─── MATERIAL PROVIDED

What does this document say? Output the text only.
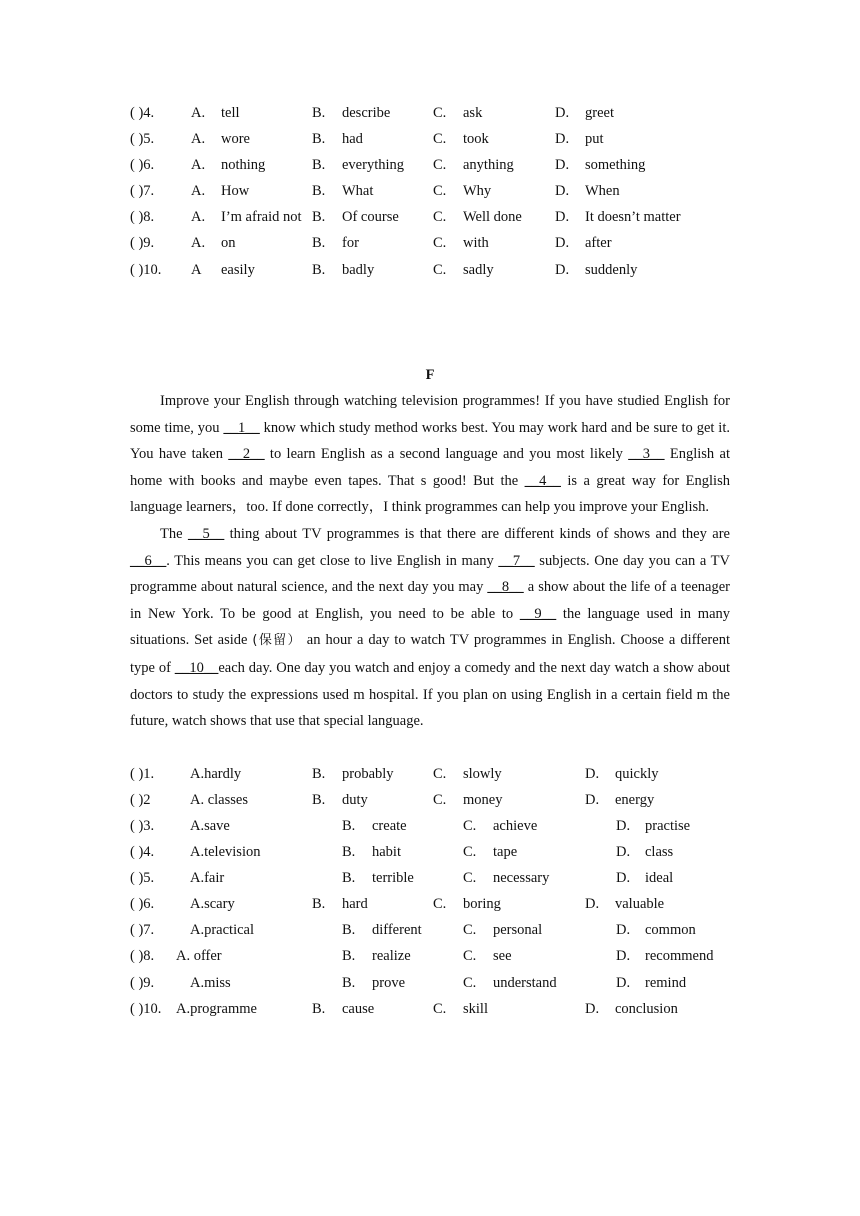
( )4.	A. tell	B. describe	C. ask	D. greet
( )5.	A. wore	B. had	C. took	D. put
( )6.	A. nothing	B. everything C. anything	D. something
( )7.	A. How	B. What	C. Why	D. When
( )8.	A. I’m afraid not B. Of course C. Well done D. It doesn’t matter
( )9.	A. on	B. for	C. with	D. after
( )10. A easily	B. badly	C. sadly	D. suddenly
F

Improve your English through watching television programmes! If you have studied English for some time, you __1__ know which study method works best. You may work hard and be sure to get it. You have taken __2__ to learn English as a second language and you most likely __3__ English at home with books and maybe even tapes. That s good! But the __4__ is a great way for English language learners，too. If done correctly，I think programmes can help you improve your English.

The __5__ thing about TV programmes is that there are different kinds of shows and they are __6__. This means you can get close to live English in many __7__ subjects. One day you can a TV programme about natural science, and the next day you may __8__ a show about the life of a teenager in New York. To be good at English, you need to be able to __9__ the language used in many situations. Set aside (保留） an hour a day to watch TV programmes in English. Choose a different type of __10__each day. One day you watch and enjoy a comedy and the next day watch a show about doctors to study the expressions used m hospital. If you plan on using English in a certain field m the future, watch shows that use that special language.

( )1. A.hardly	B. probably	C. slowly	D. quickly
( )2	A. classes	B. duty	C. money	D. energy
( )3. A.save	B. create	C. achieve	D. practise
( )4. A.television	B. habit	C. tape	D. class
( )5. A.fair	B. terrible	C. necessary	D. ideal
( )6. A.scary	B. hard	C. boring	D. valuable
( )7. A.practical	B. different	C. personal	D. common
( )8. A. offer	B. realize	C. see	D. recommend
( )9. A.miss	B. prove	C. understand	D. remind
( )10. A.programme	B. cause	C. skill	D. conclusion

──────
─── MATERIAL PROVIDED

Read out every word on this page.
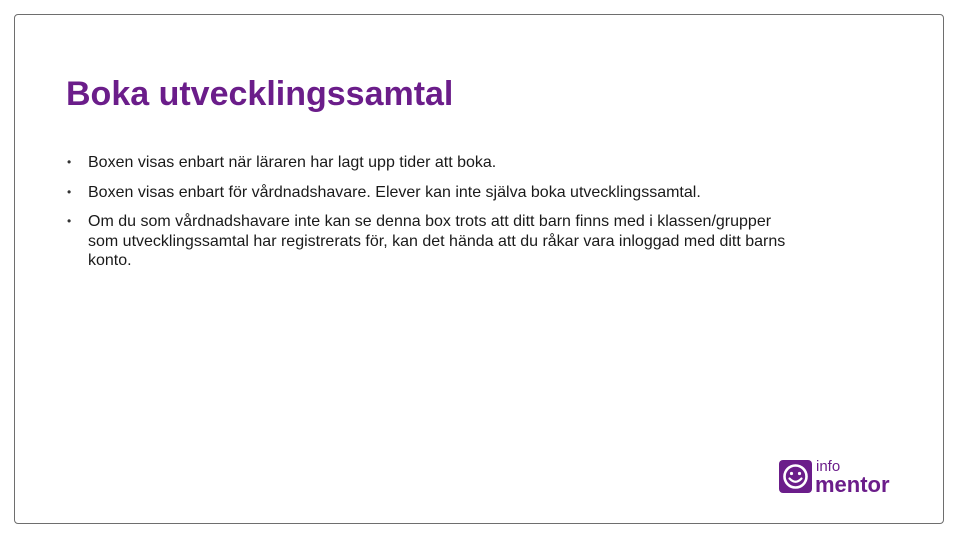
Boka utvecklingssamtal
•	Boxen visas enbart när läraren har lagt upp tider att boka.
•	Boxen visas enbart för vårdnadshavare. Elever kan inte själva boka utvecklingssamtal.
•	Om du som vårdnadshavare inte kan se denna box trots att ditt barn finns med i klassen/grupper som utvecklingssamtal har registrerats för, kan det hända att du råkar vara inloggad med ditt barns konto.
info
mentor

──────

(STATED PROBLEM) Find every line containing the word "inte", then give the total and nothing more.

(EXERCISE SOLUTION) 2